Source data

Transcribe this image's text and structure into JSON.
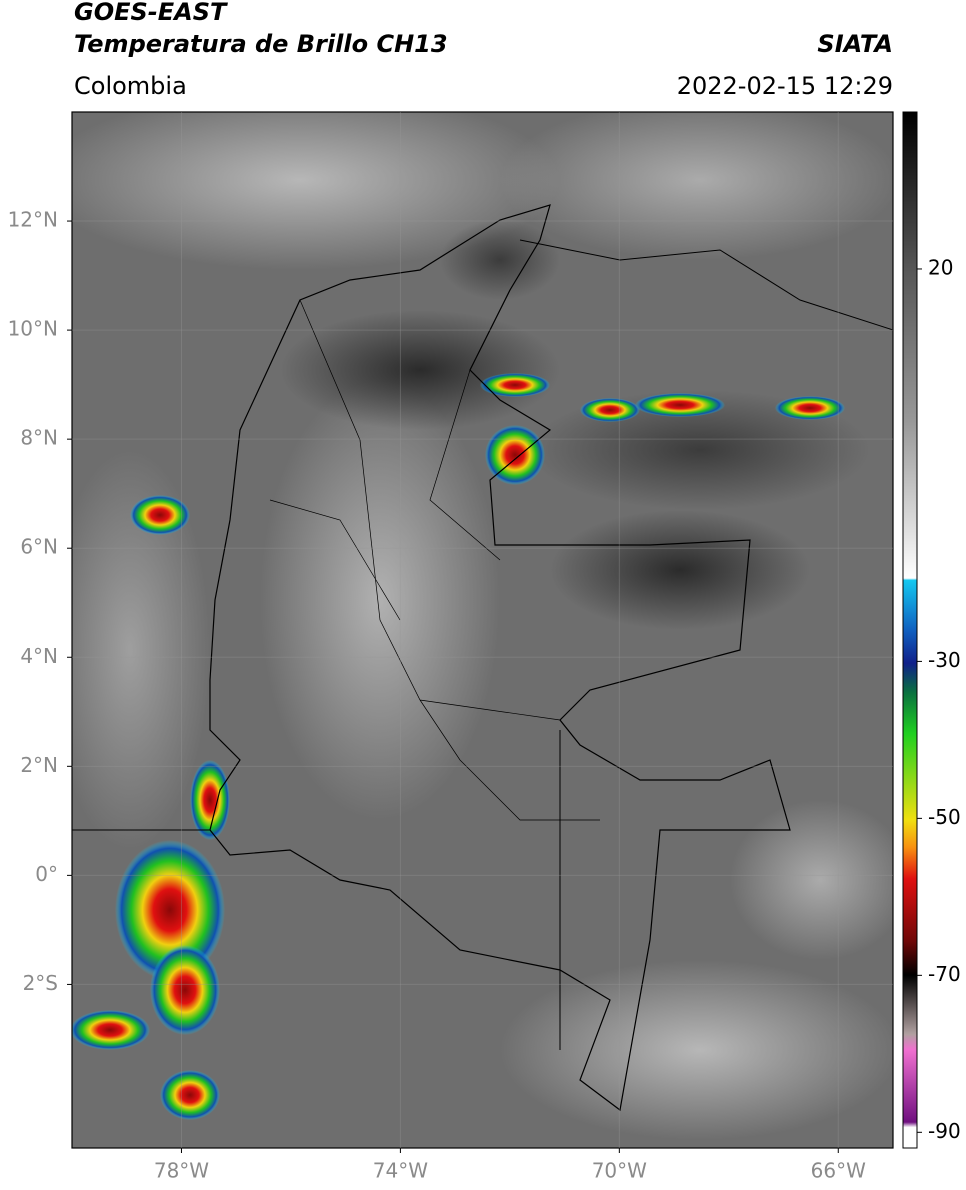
{
  "header": {
    "title": "GOES-EAST",
    "subtitle": "Temperatura de Brillo CH13",
    "source": "SIATA",
    "region": "Colombia",
    "datetime": "2022-02-15 12:29"
  },
  "map": {
    "lonlim": [
      -80,
      -65
    ],
    "latlim": [
      -5,
      14
    ],
    "lat_ticks": [
      {
        "value": 12,
        "label": "12°N"
      },
      {
        "value": 10,
        "label": "10°N"
      },
      {
        "value": 8,
        "label": "8°N"
      },
      {
        "value": 6,
        "label": "6°N"
      },
      {
        "value": 4,
        "label": "4°N"
      },
      {
        "value": 2,
        "label": "2°N"
      },
      {
        "value": 0,
        "label": "0°"
      },
      {
        "value": -2,
        "label": "2°S"
      }
    ],
    "lon_ticks": [
      {
        "value": -78,
        "label": "78°W"
      },
      {
        "value": -74,
        "label": "74°W"
      },
      {
        "value": -70,
        "label": "70°W"
      },
      {
        "value": -66,
        "label": "66°W"
      }
    ],
    "grid": true
  },
  "colorbar": {
    "range": [
      -92,
      40
    ],
    "ticks": [
      20,
      -30,
      -50,
      -70,
      -90
    ]
  }
}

Given request — Give the data above again in full and unchanged, skipping the pictures.

Task answer —
Transcribe this image's text and structure into JSON.
{
  "header": {
    "title": "GOES-EAST",
    "subtitle": "Temperatura de Brillo CH13",
    "source": "SIATA",
    "region": "Colombia",
    "datetime": "2022-02-15 12:29"
  },
  "map": {
    "lonlim": [
      -80,
      -65
    ],
    "latlim": [
      -5,
      14
    ],
    "lat_ticks": [
      {
        "value": 12,
        "label": "12°N"
      },
      {
        "value": 10,
        "label": "10°N"
      },
      {
        "value": 8,
        "label": "8°N"
      },
      {
        "value": 6,
        "label": "6°N"
      },
      {
        "value": 4,
        "label": "4°N"
      },
      {
        "value": 2,
        "label": "2°N"
      },
      {
        "value": 0,
        "label": "0°"
      },
      {
        "value": -2,
        "label": "2°S"
      }
    ],
    "lon_ticks": [
      {
        "value": -78,
        "label": "78°W"
      },
      {
        "value": -74,
        "label": "74°W"
      },
      {
        "value": -70,
        "label": "70°W"
      },
      {
        "value": -66,
        "label": "66°W"
      }
    ],
    "grid": true
  },
  "colorbar": {
    "range": [
      -92,
      40
    ],
    "ticks": [
      20,
      -30,
      -50,
      -70,
      -90
    ]
  }
}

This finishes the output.